> _DIRECTIVE_: Show all lines of the listing that hold the word "overview".

——

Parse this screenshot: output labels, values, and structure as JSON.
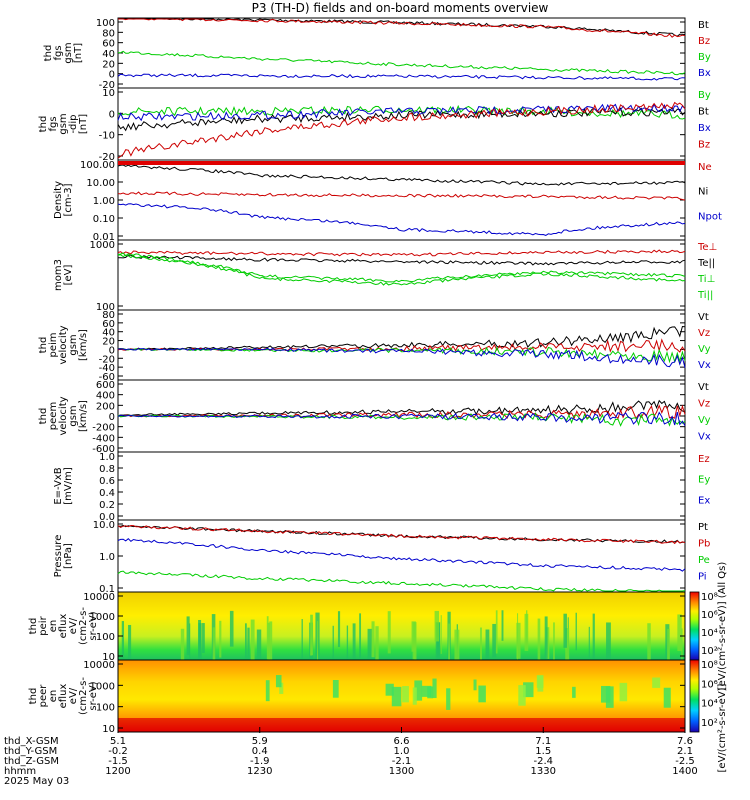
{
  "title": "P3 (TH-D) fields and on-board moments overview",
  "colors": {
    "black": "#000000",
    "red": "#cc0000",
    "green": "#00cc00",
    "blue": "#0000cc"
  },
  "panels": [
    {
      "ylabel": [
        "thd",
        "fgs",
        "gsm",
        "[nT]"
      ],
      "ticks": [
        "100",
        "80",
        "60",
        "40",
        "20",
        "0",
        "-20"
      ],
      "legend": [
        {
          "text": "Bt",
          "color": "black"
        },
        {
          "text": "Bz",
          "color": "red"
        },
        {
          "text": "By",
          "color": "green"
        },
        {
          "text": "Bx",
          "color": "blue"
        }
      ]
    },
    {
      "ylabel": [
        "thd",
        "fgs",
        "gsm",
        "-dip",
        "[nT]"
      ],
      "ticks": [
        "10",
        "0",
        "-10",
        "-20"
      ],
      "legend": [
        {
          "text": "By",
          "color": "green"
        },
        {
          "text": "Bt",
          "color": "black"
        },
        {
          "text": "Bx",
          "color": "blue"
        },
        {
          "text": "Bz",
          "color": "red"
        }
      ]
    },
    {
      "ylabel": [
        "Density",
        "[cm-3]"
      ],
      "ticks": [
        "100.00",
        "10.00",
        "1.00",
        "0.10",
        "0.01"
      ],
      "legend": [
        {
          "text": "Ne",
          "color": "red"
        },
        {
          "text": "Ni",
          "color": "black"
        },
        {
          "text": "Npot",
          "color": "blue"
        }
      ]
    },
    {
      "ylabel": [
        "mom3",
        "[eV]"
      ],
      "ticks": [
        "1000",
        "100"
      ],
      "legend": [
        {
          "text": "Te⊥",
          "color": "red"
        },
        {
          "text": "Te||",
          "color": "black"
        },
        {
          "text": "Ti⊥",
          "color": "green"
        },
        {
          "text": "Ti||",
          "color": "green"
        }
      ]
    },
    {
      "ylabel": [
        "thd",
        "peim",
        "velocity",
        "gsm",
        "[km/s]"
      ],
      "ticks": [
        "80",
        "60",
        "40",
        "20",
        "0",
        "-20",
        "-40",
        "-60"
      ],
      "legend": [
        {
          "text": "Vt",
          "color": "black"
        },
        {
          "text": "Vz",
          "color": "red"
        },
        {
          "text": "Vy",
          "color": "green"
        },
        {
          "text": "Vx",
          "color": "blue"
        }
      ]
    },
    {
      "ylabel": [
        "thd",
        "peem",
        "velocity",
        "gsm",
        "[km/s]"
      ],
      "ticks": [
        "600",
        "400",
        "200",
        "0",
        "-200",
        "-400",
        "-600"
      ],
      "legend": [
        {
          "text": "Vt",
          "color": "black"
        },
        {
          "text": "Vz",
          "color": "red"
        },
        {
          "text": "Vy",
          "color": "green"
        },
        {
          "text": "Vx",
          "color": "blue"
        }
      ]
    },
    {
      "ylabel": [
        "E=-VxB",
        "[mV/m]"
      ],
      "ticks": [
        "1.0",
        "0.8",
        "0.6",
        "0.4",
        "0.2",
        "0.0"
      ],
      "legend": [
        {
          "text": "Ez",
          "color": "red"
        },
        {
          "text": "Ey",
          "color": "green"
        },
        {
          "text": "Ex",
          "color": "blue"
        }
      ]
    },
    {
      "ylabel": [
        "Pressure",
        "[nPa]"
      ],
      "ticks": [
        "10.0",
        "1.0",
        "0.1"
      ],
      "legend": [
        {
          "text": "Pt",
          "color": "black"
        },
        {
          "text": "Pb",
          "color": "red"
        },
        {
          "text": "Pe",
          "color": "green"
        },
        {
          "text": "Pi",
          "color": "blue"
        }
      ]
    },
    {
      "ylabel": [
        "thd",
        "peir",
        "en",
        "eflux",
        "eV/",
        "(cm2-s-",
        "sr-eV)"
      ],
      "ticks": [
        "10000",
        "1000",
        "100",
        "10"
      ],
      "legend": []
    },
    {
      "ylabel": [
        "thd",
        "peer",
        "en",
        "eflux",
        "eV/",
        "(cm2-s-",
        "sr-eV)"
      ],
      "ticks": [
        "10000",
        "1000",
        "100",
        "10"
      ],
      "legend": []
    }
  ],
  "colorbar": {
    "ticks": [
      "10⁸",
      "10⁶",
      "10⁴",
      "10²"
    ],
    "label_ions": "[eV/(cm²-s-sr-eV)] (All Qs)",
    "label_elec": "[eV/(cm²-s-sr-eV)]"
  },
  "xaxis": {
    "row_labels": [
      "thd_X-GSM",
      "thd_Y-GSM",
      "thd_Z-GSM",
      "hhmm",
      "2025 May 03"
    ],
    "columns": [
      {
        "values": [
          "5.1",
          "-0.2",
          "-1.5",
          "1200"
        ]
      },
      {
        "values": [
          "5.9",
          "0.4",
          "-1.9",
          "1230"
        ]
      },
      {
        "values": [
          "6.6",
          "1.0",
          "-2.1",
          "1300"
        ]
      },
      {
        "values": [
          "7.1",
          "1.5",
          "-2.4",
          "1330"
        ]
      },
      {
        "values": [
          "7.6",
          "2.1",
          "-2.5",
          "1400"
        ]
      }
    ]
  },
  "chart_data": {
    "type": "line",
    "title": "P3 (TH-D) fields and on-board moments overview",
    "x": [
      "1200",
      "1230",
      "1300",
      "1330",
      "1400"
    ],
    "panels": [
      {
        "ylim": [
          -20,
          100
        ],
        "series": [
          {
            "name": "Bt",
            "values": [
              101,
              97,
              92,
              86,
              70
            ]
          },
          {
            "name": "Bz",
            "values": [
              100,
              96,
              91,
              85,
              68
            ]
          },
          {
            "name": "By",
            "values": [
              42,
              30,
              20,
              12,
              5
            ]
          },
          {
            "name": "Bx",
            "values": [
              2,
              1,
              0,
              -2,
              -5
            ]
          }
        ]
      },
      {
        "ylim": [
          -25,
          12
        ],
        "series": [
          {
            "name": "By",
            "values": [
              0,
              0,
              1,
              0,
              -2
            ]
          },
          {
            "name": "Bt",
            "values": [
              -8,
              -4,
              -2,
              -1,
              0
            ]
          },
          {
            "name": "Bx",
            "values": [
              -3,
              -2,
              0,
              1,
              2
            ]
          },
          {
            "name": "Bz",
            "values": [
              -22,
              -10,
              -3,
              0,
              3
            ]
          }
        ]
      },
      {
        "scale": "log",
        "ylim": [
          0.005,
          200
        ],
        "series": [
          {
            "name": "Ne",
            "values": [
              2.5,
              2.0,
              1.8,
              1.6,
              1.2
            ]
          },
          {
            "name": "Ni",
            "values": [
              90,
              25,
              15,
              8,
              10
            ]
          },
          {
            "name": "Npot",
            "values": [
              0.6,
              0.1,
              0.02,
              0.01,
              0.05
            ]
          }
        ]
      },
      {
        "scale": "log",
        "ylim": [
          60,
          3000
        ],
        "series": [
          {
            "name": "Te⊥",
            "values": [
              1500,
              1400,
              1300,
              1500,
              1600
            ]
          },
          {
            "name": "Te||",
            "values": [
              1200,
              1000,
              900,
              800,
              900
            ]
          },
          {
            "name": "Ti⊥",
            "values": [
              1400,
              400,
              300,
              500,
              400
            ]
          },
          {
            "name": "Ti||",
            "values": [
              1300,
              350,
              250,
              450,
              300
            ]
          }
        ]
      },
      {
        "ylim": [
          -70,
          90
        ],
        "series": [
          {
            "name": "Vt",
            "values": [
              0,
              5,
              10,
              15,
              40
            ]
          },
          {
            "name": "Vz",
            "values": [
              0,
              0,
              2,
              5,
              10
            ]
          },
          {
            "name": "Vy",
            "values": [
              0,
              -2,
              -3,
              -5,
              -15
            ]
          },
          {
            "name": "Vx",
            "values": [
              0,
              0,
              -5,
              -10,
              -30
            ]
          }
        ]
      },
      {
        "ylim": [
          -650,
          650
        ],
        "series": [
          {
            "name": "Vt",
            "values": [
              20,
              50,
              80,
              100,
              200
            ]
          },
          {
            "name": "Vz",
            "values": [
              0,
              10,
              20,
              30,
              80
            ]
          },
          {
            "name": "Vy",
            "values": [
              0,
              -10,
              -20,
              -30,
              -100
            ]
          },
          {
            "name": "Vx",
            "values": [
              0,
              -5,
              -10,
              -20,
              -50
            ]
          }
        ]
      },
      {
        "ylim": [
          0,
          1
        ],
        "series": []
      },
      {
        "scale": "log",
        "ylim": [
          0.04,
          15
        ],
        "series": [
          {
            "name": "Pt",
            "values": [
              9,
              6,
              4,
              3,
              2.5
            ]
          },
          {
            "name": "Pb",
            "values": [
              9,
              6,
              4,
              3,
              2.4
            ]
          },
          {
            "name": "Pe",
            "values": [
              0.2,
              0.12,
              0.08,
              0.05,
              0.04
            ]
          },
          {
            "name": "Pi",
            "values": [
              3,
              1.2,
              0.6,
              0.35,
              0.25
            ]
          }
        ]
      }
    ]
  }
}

——

> _FINAL RESULT_:
  "title": "P3 (TH-D) fields and on-board moments overview",
    "title": "P3 (TH-D) fields and on-board moments overview",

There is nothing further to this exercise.